* [Task prompt]
Find the lines below that contain the string "values". Copy each one.

☆ ☆ ☆ ☆ ☆ ☆ ☆

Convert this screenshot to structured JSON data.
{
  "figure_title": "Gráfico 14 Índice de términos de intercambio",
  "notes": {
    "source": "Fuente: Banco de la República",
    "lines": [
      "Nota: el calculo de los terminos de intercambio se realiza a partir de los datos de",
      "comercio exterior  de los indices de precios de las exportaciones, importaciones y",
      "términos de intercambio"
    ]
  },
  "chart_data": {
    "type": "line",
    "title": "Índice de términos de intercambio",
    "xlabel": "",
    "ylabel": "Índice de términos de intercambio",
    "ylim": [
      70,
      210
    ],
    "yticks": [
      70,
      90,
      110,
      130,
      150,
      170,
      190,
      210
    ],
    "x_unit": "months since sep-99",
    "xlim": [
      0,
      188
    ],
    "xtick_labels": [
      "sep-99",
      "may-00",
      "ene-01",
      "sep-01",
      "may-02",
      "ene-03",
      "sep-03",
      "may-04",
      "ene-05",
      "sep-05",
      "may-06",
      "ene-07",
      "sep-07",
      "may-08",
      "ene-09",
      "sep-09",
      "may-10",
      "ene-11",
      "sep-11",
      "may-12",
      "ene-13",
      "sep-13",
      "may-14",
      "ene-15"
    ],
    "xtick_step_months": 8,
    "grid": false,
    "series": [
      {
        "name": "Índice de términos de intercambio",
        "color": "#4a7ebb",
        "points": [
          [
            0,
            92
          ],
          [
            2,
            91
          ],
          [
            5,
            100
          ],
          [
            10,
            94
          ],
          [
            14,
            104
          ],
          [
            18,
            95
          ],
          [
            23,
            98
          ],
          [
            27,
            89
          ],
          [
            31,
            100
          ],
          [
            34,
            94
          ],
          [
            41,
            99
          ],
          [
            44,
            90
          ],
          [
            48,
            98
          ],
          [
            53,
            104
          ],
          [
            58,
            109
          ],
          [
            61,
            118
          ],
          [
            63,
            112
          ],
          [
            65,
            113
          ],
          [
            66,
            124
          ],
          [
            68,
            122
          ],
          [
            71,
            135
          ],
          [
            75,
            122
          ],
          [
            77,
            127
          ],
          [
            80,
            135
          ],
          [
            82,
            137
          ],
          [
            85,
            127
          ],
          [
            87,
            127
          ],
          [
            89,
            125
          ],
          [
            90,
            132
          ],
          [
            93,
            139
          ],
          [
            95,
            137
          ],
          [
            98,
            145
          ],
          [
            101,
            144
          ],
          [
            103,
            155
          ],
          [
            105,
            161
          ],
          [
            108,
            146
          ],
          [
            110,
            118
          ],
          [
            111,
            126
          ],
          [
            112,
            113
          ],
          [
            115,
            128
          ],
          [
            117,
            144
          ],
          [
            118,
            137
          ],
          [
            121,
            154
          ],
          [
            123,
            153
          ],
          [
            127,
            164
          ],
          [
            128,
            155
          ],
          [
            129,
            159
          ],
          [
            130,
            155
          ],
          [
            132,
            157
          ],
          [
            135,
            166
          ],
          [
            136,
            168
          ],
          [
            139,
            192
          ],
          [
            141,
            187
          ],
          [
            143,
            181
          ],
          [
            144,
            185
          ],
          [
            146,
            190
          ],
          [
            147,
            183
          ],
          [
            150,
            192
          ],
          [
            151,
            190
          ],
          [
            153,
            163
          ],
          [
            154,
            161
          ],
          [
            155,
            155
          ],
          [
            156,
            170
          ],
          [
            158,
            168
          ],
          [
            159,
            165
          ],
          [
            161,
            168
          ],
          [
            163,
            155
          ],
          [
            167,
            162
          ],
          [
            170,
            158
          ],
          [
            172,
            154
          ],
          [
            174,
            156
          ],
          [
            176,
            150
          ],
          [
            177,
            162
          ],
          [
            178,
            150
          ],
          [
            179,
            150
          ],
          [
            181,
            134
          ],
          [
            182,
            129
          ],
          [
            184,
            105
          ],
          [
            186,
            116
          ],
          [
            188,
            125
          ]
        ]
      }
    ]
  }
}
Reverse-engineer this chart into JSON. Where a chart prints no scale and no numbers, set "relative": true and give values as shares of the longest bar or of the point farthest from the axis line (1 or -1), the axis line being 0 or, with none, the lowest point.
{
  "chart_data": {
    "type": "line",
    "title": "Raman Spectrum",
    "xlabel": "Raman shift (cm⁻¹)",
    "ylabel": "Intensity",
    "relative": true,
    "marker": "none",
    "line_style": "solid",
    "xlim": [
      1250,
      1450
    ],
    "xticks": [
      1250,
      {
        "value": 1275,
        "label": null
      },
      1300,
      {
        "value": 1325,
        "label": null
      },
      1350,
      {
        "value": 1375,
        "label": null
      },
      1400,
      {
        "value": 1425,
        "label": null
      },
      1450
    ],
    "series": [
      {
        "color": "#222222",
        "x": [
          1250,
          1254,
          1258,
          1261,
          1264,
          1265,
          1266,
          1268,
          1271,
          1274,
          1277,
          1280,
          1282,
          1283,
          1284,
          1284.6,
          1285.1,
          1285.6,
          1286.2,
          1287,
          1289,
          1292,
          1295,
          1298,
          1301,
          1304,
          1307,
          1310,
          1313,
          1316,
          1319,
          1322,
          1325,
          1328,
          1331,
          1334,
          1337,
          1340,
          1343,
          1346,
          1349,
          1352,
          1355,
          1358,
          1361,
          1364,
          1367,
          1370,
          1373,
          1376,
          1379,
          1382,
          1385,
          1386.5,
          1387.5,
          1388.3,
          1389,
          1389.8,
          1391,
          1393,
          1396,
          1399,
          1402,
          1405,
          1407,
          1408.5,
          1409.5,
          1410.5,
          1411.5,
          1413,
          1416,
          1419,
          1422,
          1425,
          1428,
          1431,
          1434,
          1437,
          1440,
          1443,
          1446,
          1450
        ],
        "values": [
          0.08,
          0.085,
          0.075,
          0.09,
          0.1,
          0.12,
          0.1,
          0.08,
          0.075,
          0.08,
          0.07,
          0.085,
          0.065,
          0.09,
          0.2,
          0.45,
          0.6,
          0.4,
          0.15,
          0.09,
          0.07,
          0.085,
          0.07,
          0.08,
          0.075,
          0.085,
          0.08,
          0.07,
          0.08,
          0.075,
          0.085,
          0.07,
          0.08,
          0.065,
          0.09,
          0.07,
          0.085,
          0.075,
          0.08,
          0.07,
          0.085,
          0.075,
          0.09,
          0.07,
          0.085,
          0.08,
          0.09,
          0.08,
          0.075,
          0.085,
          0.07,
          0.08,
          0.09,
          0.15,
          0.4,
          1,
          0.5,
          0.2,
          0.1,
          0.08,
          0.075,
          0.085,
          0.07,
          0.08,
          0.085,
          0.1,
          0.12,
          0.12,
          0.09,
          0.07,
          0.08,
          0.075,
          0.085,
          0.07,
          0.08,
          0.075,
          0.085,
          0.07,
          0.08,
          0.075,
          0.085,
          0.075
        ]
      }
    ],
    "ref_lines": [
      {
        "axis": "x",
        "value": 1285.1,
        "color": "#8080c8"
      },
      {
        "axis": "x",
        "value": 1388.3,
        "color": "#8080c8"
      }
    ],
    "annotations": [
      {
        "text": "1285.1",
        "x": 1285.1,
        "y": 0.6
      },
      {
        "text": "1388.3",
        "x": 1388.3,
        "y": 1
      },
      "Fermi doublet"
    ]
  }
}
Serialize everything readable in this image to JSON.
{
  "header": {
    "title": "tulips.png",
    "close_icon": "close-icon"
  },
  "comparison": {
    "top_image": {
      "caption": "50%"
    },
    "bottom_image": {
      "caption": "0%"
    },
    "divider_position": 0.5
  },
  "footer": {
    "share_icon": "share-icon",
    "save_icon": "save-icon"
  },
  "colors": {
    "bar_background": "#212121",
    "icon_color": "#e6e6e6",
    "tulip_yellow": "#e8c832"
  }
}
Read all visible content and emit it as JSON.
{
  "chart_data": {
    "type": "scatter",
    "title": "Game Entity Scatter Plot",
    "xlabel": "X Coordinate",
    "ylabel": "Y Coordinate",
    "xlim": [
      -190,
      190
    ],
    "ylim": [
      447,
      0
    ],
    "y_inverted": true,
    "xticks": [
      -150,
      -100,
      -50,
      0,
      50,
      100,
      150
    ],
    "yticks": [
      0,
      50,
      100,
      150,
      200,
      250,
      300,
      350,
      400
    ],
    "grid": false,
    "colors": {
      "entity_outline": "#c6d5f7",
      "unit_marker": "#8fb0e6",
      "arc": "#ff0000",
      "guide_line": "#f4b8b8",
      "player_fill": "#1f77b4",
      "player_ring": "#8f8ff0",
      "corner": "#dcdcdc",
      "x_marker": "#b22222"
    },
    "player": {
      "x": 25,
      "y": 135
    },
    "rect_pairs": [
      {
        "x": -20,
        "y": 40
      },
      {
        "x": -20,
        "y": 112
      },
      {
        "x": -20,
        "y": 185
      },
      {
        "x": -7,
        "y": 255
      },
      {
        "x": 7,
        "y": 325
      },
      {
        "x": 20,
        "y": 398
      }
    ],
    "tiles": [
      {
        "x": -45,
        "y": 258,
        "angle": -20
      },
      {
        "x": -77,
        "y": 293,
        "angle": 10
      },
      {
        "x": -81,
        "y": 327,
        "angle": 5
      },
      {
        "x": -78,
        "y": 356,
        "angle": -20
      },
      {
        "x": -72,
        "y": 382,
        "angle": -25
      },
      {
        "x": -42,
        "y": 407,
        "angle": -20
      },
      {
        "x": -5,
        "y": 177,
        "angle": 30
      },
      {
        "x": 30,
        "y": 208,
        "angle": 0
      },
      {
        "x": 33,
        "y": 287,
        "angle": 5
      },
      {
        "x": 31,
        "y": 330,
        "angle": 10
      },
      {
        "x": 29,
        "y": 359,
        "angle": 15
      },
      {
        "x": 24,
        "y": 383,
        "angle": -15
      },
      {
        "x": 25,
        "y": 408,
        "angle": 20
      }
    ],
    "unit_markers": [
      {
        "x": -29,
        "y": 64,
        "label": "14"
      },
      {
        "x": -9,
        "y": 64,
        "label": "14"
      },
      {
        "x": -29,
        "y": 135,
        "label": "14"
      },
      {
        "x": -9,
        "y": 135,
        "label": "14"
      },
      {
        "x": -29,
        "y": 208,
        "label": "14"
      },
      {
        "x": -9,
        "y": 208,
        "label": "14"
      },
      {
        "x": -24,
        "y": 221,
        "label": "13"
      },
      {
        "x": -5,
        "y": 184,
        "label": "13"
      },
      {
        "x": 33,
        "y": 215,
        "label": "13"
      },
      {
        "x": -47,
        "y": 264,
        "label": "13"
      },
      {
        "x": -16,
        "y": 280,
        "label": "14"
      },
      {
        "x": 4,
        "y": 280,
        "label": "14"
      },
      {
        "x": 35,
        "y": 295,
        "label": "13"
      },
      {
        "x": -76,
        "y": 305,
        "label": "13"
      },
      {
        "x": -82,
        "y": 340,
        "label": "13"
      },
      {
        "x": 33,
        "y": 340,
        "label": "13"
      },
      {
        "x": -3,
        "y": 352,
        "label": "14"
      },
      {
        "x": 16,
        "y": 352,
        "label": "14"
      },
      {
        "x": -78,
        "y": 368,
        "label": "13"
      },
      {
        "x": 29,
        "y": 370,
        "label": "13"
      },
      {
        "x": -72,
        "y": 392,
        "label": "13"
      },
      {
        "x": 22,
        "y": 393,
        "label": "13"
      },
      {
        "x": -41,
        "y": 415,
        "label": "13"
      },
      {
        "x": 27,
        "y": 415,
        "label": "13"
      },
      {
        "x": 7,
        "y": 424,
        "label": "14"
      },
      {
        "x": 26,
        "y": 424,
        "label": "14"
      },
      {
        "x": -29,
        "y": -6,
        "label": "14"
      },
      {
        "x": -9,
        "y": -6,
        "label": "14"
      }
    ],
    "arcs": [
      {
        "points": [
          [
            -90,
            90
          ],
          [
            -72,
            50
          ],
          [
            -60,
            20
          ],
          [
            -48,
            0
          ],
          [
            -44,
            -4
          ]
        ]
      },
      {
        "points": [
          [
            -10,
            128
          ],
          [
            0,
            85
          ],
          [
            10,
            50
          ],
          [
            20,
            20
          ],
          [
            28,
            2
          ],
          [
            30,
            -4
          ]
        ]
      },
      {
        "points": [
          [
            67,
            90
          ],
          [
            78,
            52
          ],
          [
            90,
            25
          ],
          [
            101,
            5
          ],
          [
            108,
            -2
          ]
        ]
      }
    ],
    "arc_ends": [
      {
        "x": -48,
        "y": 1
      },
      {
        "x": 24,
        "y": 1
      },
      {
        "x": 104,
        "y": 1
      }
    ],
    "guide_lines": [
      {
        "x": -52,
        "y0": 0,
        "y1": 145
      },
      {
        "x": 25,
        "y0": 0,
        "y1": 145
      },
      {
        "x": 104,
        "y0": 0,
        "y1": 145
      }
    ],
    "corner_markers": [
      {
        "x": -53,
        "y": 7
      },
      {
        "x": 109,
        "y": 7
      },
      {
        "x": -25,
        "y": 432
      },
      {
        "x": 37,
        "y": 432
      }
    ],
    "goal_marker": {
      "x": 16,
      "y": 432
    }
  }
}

☆ ☆ ☆ ☆ ☆ ☆ ☆

* [Expected output]
Reverse-engineer this chart into JSON. Where a chart prints no scale and no numbers, set "relative": true and give values as shares of the longest bar or of the point farthest from the axis line (1 or -1), the axis line being 0 or, with none, the lowest point.
        "values": [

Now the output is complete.